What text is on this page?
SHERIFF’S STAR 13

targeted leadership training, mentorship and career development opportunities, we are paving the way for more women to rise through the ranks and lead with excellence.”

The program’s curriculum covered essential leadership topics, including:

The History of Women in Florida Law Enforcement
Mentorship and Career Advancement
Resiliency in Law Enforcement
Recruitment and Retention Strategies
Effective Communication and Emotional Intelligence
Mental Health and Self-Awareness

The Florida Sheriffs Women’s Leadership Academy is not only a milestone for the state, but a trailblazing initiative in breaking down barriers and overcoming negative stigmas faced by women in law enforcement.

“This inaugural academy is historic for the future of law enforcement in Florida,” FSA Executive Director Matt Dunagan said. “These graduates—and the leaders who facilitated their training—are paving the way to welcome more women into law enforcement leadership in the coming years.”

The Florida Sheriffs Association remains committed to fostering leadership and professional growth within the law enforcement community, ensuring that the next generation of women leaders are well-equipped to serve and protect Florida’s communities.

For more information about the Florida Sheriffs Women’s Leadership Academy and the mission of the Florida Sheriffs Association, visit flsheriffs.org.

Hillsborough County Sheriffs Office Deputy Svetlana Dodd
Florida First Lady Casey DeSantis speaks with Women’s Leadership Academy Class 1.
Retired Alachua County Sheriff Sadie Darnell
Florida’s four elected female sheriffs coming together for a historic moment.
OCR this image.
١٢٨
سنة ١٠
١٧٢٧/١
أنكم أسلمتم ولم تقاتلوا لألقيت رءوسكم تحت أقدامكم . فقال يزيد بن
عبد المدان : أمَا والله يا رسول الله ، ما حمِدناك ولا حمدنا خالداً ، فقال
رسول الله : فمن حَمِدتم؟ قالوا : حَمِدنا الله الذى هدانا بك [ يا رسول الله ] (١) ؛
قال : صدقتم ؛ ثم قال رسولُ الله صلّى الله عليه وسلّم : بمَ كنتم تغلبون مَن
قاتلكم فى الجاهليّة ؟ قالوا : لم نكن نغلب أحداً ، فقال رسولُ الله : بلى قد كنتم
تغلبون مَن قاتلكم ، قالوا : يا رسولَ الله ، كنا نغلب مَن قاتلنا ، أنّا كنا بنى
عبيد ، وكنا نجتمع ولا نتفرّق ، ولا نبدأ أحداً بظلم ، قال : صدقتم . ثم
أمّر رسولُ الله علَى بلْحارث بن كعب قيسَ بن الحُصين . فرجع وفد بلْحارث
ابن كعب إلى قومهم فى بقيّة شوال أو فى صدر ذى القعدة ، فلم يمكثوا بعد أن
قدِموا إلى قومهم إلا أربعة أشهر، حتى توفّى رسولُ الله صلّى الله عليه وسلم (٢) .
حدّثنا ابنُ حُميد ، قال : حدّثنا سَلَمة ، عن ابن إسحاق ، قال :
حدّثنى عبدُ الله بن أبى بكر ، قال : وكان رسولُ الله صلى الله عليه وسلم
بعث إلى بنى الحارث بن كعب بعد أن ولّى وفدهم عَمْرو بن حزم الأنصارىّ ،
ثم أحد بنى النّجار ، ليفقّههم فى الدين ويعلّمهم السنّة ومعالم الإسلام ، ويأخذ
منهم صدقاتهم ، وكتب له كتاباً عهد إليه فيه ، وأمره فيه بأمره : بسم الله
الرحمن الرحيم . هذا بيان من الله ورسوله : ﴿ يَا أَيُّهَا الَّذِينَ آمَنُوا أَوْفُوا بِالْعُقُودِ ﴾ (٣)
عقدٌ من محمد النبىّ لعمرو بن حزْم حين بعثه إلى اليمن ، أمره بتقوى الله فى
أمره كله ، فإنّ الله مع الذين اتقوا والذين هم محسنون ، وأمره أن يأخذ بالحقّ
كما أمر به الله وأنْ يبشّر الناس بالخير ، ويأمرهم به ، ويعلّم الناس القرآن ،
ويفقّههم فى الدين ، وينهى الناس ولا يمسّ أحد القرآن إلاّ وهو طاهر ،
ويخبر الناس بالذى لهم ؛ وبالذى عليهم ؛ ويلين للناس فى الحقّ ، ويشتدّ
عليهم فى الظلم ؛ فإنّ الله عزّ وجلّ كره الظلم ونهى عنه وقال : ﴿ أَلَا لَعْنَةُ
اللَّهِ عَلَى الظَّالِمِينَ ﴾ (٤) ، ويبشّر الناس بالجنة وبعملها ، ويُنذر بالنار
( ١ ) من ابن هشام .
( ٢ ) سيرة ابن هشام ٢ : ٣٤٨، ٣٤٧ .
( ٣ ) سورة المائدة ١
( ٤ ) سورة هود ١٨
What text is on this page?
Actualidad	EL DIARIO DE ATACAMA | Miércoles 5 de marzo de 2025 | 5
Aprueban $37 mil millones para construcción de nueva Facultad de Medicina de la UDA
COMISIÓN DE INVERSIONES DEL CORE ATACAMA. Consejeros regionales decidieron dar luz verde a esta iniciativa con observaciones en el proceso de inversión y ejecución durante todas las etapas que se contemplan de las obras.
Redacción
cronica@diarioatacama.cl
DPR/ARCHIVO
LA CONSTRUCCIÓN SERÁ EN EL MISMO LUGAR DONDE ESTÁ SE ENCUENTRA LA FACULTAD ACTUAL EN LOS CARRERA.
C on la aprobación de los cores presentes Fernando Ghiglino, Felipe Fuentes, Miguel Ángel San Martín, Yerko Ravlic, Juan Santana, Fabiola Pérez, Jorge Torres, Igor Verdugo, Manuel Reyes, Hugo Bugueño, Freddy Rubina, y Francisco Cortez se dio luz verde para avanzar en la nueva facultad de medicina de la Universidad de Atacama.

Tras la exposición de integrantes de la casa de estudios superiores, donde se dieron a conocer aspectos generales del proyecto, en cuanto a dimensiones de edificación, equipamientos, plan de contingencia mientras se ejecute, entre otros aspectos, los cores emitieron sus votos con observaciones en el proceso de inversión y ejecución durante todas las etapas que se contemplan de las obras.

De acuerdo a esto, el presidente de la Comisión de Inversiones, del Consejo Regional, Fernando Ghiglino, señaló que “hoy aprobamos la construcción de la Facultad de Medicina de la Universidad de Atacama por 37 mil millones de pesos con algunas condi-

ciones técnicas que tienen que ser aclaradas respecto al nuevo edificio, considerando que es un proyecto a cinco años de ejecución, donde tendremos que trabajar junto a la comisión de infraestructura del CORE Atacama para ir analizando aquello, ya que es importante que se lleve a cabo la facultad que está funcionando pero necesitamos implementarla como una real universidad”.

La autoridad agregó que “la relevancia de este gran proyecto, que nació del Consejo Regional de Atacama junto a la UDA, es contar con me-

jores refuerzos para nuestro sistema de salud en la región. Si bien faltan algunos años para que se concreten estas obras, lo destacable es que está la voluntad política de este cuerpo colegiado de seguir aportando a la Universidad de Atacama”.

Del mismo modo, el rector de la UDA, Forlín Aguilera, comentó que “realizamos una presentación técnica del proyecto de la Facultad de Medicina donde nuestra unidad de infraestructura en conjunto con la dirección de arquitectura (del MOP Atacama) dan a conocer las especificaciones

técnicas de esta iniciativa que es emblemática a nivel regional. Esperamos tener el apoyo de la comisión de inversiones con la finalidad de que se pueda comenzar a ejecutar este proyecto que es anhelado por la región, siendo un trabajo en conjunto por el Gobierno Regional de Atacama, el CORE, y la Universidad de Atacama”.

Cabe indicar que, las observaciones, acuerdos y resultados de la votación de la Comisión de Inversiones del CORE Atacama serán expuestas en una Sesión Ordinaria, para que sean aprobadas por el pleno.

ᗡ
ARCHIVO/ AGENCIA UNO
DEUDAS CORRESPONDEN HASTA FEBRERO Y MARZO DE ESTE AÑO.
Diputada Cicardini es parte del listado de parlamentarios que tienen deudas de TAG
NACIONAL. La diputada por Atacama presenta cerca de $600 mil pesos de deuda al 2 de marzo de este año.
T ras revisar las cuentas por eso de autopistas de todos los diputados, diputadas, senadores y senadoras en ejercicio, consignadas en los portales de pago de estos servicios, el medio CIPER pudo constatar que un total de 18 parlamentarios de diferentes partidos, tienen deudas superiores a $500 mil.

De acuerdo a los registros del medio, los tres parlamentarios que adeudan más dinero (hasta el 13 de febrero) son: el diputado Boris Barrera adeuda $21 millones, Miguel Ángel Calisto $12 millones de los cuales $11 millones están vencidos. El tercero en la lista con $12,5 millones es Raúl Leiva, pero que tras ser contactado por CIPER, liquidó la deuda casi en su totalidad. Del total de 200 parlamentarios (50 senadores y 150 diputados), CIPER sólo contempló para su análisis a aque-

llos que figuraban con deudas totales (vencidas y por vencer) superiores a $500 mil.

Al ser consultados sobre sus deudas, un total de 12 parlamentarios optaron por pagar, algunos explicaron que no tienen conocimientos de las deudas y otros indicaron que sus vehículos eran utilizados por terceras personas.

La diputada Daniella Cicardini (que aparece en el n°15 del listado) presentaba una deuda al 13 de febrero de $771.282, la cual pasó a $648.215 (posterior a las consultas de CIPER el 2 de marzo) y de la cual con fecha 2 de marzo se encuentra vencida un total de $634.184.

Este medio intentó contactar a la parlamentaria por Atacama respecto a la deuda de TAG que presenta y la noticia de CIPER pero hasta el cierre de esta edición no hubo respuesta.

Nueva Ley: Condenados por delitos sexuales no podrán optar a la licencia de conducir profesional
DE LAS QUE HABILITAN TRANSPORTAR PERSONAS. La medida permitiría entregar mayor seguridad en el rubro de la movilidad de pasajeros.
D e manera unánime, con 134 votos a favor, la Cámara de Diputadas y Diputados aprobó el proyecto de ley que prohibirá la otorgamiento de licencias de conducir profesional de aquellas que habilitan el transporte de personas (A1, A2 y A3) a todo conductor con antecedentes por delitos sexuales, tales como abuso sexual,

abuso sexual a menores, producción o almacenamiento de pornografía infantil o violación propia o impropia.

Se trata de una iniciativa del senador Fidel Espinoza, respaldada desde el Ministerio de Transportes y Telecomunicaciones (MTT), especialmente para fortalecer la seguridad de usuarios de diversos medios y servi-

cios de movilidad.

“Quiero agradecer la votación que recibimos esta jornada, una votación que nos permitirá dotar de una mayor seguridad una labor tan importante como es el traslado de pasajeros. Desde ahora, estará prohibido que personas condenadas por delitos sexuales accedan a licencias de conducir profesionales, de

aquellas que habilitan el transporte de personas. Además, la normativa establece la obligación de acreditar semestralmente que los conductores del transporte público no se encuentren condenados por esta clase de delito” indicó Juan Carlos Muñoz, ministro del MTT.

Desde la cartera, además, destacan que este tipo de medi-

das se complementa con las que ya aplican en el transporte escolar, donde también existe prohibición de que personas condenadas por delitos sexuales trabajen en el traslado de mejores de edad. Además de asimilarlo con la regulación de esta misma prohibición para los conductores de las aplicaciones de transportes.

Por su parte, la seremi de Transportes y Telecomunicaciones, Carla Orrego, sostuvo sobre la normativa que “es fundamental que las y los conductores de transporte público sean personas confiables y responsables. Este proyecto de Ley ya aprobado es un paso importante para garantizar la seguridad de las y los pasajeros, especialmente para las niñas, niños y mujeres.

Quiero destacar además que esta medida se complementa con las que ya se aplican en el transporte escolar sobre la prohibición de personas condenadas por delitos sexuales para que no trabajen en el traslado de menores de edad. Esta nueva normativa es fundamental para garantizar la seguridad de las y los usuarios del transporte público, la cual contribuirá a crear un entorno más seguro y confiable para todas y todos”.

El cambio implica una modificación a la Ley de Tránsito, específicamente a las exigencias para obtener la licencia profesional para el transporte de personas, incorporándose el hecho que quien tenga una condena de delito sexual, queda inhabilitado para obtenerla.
__________
Using the records above, copy every line that has the word "الناس" in it.

● Answer to this problem:
كما أمر به الله وأنْ يبشّر الناس بالخير ، ويأمرهم به ، ويعلّم الناس القرآن ،
ويفقّههم فى الدين ، وينهى الناس ولا يمسّ أحد القرآن إلاّ وهو طاهر ،
ويخبر الناس بالذى لهم ؛ وبالذى عليهم ؛ ويلين للناس فى الحقّ ، ويشتدّ
اللَّهِ عَلَى الظَّالِمِينَ ﴾ (٤) ، ويبشّر الناس بالجنة وبعملها ، ويُنذر بالنار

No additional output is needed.